Session Recording for Privileged Access

Every privileged session — SSH, kubectl exec, database query tool, cloud console — must be recorded and stored for audit. Session recording is not optional for compliance under SOC 2, ISO 27001, PCI DSS, or FedRAMP; it is a control requirement.

Effective session recording captures:

  • Full terminal I/O: every keystroke typed and every byte of output, stored in a format that can be replayed precisely as it appeared.
  • Timing data: the recording can be played back at real time or accelerated to show exactly what happened in sequence.
  • Metadata: the initiating identity (SSO user), the target system, the session start and end time, and the source IP.
  • Tamper-evident storage: recordings are shipped to an append-only storage location (S3 Object Lock, GCS object retention, or a WORM-capable log system) that the admin who performed the session cannot modify or delete.

On self-managed infrastructure, Teleport provides end-to-end session recording for SSH, kubectl, database, and RDP sessions with HMAC-signed segments stored in S3. For Linux SSH sessions without Teleport, auditd combined with tlog or script logging to a write-protected path provides a basic but auditable record.

Session recordings should be reviewed on a risk-based schedule: every break-glass session reviewed within 24 hours, randomly sampled regular sessions reviewed weekly. Anomaly detection on session recordings — commands that have never been run before, large data transfers, access at unusual hours — should generate alerts.

Enforcement and Governance

A PAW program fails if admins can bypass it. Enforcement requires:

  • Cloud IAM conditions that restrict sensitive API calls to sessions originating from PAW IP ranges. In AWS: aws:SourceIp conditions on sensitive IAM policies. In GCP: IAP context-aware access policies. In Azure: Conditional Access location-based policies.
  • SSH authorized_keys restricted to PAW IPs. from="10.100.0.0/24" prepended to every authorized key entry restricts key usage to connections from the PAW network segment.
  • Certificate-based SSH with short TTLs. SSH CAs issuing certificates that expire in 8 hours eliminate the static key entirely. An admin who is not logged in to their PAW and authenticated to the CA cannot connect to production regardless of what keys they have stored elsewhere.
  • MDM enrollment required before PAW use. The PAW must be enrolled in the corporate MDM before network access is granted. MDM attestation confirms disk encryption status, OS version, and compliance posture.

= Things to do =
1. According to the text on session recording for privileged access, how soon should every break-glass session be reviewed?
2. Write what comes next in the text on session recording and privileged access, starting after its last sentence.

= Material supplied =
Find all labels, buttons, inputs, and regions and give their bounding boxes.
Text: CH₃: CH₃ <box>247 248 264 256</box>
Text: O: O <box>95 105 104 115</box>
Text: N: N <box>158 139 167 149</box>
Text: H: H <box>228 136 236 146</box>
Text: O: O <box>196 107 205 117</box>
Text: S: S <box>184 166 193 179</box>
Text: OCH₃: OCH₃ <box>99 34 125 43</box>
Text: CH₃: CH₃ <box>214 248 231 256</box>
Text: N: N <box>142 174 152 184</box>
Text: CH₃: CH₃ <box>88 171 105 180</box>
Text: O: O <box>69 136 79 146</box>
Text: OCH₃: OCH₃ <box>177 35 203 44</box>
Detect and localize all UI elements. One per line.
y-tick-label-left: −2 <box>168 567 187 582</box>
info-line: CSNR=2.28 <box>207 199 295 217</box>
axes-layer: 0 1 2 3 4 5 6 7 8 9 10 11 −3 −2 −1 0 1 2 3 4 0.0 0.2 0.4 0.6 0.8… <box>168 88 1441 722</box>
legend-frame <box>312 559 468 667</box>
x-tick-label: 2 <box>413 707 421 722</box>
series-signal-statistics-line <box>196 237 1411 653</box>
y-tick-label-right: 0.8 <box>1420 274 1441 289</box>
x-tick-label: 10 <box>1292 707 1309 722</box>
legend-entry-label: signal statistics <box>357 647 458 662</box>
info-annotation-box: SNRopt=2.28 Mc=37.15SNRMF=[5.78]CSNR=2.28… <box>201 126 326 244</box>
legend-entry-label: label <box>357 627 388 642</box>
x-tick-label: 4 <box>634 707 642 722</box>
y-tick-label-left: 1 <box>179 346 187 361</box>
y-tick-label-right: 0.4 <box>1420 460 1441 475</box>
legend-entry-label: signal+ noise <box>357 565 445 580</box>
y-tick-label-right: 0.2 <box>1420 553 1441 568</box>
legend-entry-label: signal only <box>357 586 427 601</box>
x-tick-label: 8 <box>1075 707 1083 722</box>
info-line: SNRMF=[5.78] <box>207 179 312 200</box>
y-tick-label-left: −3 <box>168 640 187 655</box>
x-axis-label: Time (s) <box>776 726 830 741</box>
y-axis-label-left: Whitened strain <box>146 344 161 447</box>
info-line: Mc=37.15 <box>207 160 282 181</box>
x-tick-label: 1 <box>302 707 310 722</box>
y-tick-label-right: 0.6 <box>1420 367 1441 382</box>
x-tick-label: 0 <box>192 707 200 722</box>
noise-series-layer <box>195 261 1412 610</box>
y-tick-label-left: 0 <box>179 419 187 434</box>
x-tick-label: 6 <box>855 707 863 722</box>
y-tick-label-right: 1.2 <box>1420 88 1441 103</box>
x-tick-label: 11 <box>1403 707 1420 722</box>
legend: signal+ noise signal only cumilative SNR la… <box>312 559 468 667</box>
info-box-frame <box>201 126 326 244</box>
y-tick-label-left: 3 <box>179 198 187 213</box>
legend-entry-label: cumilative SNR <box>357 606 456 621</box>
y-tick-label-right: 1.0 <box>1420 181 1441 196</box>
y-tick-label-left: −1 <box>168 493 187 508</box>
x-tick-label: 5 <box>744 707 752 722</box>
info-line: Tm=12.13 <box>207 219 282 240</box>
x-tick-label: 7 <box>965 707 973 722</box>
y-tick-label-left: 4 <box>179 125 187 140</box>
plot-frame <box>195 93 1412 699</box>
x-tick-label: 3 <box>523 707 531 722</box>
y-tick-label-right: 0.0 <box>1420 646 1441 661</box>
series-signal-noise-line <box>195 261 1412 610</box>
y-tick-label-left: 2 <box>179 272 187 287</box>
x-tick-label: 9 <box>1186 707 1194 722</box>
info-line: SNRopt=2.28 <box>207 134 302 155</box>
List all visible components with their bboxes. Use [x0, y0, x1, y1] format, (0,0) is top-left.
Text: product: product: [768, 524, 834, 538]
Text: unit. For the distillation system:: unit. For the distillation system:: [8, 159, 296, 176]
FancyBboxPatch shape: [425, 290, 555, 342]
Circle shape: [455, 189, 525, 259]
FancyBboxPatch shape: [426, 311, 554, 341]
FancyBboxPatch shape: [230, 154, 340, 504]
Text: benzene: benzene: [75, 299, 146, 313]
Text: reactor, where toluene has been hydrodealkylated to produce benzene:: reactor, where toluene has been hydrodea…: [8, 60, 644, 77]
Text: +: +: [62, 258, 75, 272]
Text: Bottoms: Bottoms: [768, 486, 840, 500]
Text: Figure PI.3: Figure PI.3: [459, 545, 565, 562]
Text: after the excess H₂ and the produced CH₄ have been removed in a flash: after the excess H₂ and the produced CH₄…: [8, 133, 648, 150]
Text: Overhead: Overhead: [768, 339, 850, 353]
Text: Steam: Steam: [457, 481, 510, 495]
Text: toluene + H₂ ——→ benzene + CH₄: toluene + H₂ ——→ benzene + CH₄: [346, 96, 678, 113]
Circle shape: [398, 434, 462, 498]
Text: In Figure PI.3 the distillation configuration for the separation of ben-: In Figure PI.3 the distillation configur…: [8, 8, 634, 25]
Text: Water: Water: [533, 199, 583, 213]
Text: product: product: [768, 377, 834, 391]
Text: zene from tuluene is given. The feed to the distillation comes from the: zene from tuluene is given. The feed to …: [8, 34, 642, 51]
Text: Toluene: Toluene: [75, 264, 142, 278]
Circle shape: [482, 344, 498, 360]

= Activity answers =
1. Within 24 hours.

2.
  • Regular PAW audits. Quarterly review of installed software on every PAW, comparison against the approved software list, and review of PAW firewall logs for blocked outbound connections (which indicate malware attempting to call back).

Summary

The general-purpose workstation is the highest-risk endpoint in most environments because it combines unrestricted internet access with the highest privilege credentials. Separating those two functions is the core purpose of a PAW program.

A minimal PAW program for a 20-person team:

  1. Dedicated VM or physical device for each admin, used exclusively for privileged operations.
  2. Full-disk encryption, Secure Boot, BIOS password.
  3. Default-deny outbound firewall; traffic permitted only to admin network segment and identity provider.
  4. Hardware FIDO2 token required to unlock PAW and for all privileged authentications.
  5. EDR agent reporting to SIEM with high-priority alerting.
  6. Session recording for all SSH and cloud console sessions, stored in tamper-evident storage.
  7. Cloud IAM conditions restricting sensitive operations to PAW IP range.

For cloud-native environments, AWS SSM Session Manager and GCP IAP TCP tunnelling provide PAW-equivalent isolation without physical hardware. For access management at scale, managed bastion services (Teleport, Boundary, Cloudflare Access) add identity-brokered RBAC, session recording, and auditable access without a self-managed jump server.

The attack paths — phishing, malware, browser exploitation, supply-chain — all rely on reaching privileged credentials from an exposed general-purpose device. A PAW removes that exposure. An admin’s cloud admin credentials, production SSH keys, and Kubernetes kubeconfigs never exist on a device that runs untrusted content. That single structural change eliminates the largest class of privilege escalation vectors in most enterprise environments.